§ Dataset content
****************************************
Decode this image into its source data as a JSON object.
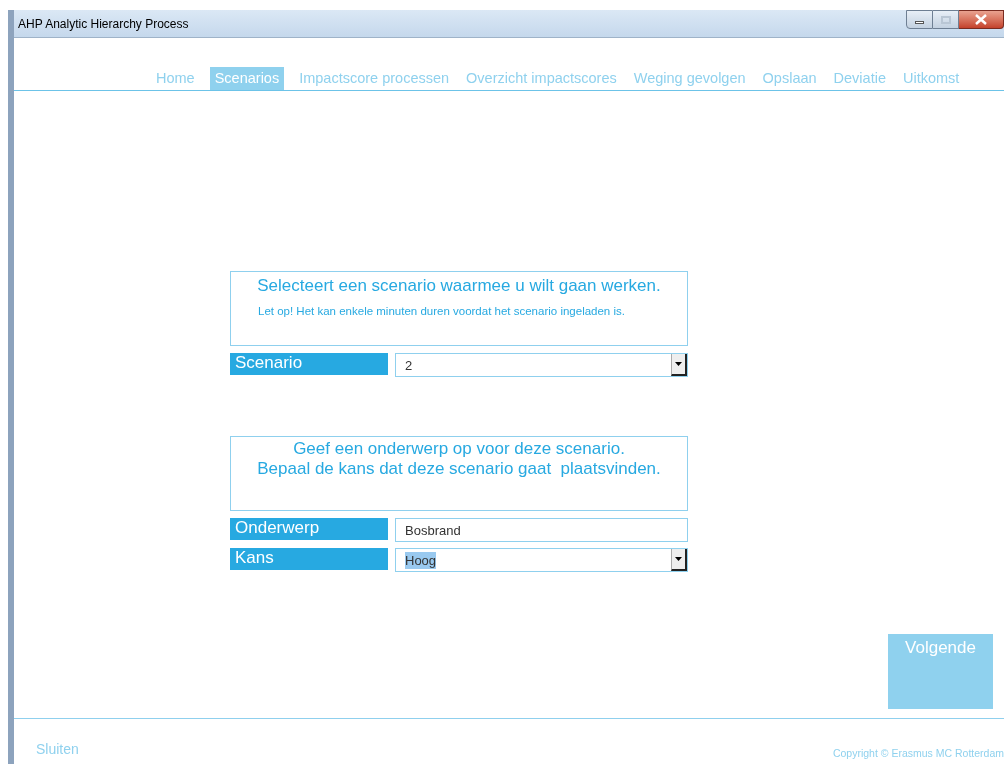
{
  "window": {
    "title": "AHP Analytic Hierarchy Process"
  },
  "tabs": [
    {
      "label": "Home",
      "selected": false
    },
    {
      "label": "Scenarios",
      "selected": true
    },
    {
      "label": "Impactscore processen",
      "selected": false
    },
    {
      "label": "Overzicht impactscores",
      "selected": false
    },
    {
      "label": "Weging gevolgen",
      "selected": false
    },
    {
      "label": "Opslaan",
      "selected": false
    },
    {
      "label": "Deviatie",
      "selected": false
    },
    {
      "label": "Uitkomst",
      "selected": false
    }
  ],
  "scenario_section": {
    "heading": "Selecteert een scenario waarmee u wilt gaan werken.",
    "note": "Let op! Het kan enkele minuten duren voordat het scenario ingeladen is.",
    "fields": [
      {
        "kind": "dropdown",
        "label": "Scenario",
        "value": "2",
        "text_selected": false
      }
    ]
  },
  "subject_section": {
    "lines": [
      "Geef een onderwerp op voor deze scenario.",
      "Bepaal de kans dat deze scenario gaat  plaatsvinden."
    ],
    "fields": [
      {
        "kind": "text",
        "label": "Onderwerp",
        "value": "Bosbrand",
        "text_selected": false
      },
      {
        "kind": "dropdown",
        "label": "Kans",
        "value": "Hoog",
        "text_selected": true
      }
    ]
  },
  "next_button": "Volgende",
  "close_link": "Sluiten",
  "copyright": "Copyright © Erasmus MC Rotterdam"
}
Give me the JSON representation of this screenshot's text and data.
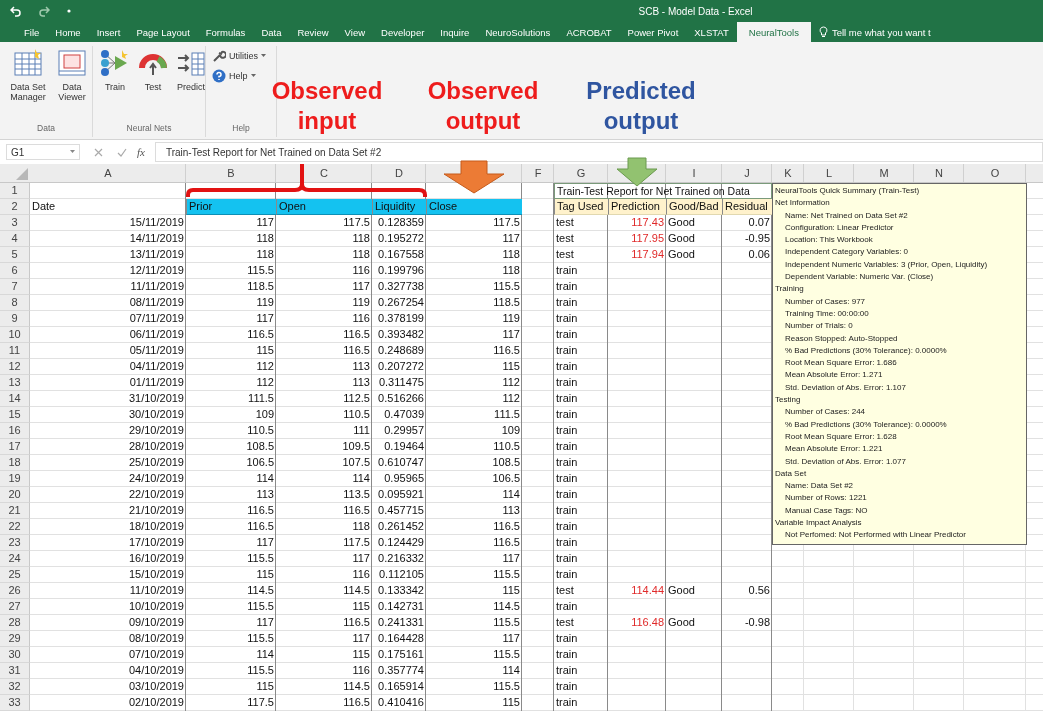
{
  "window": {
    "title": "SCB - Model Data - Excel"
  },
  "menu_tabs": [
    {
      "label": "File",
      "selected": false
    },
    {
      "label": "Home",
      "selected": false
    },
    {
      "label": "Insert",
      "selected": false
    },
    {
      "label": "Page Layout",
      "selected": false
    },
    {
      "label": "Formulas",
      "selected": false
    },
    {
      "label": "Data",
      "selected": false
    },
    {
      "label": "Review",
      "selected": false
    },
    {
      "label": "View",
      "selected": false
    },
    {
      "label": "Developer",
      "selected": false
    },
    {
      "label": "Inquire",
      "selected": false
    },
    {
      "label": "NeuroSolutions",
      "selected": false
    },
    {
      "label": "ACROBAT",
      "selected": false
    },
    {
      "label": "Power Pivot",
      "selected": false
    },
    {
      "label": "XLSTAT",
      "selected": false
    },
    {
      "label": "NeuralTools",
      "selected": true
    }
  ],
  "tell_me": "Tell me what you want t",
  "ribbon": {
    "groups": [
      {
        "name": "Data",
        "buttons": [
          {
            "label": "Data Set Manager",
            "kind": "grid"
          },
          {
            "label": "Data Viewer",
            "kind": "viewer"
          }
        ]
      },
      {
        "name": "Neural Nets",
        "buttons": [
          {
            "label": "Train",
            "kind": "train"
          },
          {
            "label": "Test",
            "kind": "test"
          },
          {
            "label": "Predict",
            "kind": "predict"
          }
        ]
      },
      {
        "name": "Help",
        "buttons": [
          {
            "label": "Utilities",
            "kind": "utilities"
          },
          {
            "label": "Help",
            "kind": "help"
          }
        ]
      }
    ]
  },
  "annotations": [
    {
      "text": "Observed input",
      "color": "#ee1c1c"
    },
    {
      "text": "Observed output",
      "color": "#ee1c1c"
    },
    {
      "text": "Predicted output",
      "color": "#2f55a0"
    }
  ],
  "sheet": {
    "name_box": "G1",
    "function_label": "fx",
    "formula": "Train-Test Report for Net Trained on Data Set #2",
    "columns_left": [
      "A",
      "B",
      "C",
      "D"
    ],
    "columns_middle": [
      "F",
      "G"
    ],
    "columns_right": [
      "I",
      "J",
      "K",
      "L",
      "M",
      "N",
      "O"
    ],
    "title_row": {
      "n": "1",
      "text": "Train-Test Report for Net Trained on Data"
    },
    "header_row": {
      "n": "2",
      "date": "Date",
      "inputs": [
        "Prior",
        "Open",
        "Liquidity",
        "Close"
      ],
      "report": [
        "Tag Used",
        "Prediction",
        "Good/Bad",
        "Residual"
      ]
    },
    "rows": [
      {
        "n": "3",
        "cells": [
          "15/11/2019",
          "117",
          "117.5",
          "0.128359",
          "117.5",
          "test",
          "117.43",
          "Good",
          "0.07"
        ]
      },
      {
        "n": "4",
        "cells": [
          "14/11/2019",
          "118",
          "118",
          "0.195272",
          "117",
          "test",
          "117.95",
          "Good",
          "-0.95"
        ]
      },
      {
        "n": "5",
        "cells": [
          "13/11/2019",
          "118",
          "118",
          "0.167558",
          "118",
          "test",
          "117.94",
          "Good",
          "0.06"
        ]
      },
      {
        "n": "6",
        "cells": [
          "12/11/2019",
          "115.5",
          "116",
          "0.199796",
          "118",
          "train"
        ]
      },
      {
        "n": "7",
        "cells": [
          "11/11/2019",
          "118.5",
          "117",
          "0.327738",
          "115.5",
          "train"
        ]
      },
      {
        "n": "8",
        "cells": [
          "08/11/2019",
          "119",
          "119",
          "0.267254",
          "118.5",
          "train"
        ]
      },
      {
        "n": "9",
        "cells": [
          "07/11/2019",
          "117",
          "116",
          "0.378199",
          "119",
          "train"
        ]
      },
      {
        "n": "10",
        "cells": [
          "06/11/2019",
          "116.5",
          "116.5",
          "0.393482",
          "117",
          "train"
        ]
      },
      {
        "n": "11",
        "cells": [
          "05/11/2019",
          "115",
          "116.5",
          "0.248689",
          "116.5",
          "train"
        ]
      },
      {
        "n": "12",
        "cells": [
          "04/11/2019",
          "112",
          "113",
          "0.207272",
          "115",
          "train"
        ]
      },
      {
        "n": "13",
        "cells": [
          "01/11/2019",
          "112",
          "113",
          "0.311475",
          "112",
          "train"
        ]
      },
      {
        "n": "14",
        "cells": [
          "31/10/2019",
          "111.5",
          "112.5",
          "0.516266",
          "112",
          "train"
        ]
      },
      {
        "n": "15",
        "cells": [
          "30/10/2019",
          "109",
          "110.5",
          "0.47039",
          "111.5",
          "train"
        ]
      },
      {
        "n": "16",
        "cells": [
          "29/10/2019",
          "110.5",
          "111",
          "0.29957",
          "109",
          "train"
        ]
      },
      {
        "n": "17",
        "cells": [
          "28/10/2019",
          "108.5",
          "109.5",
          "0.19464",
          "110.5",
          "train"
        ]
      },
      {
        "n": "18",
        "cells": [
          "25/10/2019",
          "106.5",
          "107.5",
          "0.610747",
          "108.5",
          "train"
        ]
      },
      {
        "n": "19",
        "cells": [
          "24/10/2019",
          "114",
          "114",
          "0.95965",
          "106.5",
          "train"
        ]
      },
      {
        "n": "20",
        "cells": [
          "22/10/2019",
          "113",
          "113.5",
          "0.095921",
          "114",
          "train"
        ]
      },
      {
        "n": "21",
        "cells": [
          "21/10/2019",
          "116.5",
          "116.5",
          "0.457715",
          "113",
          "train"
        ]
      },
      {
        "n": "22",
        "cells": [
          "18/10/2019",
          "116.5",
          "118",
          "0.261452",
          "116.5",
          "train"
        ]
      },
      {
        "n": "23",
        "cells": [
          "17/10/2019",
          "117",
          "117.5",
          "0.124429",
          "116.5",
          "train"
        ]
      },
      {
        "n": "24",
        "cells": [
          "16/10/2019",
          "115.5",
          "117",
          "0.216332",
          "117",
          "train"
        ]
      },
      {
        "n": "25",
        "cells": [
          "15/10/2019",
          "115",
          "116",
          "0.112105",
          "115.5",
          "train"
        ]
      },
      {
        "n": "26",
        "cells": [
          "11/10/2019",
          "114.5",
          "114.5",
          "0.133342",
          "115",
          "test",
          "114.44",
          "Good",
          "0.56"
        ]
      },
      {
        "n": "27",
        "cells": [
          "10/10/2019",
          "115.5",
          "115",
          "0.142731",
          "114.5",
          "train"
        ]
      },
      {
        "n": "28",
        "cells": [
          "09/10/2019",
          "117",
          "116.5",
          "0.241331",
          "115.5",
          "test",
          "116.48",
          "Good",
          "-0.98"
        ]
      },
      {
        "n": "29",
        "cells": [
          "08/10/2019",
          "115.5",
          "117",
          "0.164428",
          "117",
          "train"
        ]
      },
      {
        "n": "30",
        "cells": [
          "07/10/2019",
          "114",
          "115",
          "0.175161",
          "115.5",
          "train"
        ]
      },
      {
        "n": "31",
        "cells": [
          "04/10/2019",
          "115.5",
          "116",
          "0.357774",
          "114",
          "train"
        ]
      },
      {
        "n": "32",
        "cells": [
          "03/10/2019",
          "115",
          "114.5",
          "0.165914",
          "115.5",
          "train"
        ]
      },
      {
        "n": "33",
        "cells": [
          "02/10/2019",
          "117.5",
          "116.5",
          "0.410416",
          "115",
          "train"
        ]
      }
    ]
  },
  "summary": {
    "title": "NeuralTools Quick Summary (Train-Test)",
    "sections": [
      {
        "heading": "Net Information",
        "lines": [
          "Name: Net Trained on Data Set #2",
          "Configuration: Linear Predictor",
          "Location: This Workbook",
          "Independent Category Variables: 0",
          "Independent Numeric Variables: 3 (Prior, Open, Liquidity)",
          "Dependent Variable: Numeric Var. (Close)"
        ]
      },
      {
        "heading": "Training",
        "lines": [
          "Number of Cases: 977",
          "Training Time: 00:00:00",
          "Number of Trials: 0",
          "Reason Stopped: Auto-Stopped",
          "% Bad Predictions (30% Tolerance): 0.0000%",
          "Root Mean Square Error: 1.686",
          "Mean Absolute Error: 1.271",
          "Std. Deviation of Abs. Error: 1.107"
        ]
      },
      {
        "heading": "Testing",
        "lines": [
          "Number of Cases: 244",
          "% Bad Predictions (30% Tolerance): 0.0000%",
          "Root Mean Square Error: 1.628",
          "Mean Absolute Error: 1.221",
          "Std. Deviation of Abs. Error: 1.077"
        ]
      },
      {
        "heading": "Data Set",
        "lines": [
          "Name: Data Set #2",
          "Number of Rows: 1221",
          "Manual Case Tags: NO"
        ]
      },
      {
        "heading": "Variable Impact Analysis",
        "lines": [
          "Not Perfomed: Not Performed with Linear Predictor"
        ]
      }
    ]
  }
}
****************************************
§ Description of the task
Pull every line holding "Root" out of the records.

§ Completed exercise
          "Root Mean Square Error: 1.686",
          "Root Mean Square Error: 1.628",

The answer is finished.